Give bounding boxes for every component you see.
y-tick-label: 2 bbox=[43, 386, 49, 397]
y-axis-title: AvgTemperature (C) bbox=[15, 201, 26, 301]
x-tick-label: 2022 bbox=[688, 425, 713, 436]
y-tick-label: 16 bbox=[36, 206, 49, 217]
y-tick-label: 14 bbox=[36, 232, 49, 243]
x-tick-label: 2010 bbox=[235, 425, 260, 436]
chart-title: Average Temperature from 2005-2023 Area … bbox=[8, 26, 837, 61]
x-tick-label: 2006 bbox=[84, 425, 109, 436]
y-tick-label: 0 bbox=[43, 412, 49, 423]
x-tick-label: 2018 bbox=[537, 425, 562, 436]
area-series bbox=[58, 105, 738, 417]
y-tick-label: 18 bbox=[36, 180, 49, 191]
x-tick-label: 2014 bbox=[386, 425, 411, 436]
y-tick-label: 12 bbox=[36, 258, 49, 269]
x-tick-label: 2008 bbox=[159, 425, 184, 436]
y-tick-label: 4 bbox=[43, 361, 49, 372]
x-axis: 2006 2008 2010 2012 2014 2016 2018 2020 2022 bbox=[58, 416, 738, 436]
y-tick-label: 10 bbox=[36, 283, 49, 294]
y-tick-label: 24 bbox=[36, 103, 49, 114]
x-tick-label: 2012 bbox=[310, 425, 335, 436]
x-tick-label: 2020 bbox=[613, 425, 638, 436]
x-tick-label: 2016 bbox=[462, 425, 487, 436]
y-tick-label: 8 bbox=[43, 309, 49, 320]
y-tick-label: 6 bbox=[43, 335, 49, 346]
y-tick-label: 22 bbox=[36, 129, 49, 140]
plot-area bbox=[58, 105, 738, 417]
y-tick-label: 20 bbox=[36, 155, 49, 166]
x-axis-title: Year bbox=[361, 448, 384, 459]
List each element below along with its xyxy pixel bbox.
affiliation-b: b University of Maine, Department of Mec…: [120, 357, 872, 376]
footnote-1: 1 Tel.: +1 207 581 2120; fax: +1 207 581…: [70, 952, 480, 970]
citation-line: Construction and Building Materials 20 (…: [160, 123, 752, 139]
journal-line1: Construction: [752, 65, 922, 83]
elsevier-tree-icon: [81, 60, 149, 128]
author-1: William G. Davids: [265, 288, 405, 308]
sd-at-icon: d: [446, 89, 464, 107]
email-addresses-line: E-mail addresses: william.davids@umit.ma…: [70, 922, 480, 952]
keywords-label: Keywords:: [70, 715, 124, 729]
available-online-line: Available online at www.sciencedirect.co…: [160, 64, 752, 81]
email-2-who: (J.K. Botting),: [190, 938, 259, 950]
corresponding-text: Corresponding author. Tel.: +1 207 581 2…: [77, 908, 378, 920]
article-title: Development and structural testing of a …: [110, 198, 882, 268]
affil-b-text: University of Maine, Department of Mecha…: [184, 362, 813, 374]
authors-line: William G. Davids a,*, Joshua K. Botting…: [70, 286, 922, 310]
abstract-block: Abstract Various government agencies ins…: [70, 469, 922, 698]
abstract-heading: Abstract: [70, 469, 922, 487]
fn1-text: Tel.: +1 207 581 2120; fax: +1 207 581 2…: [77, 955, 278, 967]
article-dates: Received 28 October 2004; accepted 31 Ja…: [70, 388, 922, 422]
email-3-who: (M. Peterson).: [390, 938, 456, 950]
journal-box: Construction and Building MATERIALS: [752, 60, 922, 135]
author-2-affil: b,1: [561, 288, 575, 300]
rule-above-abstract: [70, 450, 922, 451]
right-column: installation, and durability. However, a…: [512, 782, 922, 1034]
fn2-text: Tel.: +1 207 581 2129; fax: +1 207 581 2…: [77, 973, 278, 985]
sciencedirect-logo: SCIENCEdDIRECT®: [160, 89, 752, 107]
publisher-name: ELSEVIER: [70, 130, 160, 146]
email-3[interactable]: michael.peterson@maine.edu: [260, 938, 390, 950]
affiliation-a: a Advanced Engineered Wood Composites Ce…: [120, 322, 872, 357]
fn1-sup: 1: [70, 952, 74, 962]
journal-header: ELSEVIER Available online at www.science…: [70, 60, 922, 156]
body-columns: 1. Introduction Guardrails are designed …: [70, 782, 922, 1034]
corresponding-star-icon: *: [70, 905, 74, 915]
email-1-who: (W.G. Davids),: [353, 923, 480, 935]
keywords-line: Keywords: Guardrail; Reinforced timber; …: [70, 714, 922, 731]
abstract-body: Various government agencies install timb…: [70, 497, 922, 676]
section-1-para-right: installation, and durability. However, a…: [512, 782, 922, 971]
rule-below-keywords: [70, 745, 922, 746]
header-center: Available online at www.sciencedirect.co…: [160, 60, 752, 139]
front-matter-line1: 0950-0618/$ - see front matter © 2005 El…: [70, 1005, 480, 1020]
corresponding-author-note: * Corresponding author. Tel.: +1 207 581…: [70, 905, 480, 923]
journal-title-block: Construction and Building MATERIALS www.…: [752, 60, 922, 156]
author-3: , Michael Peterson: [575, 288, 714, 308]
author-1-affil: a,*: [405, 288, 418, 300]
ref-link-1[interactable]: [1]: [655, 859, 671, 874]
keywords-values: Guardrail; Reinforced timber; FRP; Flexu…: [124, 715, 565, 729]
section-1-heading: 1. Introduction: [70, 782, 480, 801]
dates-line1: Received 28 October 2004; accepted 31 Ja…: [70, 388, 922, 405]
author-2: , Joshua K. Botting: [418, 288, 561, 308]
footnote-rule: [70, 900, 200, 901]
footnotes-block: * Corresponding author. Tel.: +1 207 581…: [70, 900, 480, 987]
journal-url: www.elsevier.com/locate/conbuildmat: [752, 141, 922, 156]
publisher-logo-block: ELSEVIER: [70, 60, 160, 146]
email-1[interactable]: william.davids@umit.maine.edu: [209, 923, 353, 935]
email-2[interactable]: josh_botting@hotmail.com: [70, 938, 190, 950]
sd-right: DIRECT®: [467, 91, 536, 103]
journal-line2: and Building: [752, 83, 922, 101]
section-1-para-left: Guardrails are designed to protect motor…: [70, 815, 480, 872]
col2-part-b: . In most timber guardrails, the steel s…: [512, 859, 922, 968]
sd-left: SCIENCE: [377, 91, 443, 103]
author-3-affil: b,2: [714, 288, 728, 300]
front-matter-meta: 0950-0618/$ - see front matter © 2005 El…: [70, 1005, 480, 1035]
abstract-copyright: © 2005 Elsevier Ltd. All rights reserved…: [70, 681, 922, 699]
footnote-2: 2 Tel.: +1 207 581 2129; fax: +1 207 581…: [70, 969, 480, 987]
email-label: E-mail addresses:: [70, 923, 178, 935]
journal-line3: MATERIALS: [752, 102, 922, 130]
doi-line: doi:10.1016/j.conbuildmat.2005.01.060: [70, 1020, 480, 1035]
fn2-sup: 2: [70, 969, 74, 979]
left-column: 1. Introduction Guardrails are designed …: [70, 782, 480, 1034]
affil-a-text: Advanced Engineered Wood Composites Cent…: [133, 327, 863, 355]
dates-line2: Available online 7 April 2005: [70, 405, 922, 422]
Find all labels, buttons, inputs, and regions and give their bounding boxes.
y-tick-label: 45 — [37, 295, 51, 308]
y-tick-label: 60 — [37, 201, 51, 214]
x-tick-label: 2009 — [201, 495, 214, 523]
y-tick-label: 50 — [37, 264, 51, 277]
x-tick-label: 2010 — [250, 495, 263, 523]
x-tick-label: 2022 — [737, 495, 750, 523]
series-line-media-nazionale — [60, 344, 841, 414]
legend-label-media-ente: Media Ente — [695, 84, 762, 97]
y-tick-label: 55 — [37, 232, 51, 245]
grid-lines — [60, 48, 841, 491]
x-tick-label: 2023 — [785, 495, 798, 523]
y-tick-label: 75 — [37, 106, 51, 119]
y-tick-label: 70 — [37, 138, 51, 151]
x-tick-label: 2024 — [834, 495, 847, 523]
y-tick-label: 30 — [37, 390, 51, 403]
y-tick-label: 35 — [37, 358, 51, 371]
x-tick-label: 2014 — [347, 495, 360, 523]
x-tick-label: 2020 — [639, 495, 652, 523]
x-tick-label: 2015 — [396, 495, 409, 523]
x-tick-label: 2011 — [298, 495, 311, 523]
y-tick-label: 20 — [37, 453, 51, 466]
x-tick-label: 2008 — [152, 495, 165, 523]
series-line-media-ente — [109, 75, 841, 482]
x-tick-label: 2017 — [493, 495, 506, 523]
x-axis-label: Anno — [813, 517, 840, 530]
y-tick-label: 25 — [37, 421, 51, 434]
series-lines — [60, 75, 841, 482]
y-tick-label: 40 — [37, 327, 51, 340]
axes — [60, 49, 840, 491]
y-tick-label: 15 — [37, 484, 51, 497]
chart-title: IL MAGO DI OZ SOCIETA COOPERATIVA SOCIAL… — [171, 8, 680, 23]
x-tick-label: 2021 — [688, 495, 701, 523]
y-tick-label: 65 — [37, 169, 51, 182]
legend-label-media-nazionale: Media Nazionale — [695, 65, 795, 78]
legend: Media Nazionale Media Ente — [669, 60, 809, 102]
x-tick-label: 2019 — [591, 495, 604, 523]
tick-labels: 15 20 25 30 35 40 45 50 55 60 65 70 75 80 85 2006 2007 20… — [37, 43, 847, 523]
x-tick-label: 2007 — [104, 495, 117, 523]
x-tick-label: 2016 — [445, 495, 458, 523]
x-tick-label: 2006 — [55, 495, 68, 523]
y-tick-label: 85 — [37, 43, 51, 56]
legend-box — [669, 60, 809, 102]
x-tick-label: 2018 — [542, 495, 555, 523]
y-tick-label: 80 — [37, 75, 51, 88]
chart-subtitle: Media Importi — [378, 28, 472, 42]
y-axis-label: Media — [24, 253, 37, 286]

▶ Task statement
Reproduce word for word the stretch of lines from the first one through the line containing "List each element", including both of those lines.

▶ Solution to the problem
Give bounding boxes for every component you see.
y-tick-label: 2 bbox=[43, 386, 49, 397]
y-axis-title: AvgTemperature (C) bbox=[15, 201, 26, 301]
x-tick-label: 2022 bbox=[688, 425, 713, 436]
y-tick-label: 16 bbox=[36, 206, 49, 217]
y-tick-label: 14 bbox=[36, 232, 49, 243]
x-tick-label: 2010 bbox=[235, 425, 260, 436]
chart-title: Average Temperature from 2005-2023 Area … bbox=[8, 26, 837, 61]
x-tick-label: 2006 bbox=[84, 425, 109, 436]
y-tick-label: 0 bbox=[43, 412, 49, 423]
x-tick-label: 2018 bbox=[537, 425, 562, 436]
area-series bbox=[58, 105, 738, 417]
y-tick-label: 18 bbox=[36, 180, 49, 191]
x-tick-label: 2014 bbox=[386, 425, 411, 436]
y-tick-label: 12 bbox=[36, 258, 49, 269]
x-tick-label: 2008 bbox=[159, 425, 184, 436]
y-tick-label: 4 bbox=[43, 361, 49, 372]
x-axis: 2006 2008 2010 2012 2014 2016 2018 2020 2022 bbox=[58, 416, 738, 436]
y-tick-label: 10 bbox=[36, 283, 49, 294]
y-tick-label: 24 bbox=[36, 103, 49, 114]
x-tick-label: 2012 bbox=[310, 425, 335, 436]
x-tick-label: 2020 bbox=[613, 425, 638, 436]
x-tick-label: 2016 bbox=[462, 425, 487, 436]
y-tick-label: 8 bbox=[43, 309, 49, 320]
y-tick-label: 6 bbox=[43, 335, 49, 346]
y-tick-label: 22 bbox=[36, 129, 49, 140]
plot-area bbox=[58, 105, 738, 417]
y-tick-label: 20 bbox=[36, 155, 49, 166]
x-axis-title: Year bbox=[361, 448, 384, 459]
List each element below along with its xyxy pixel bbox.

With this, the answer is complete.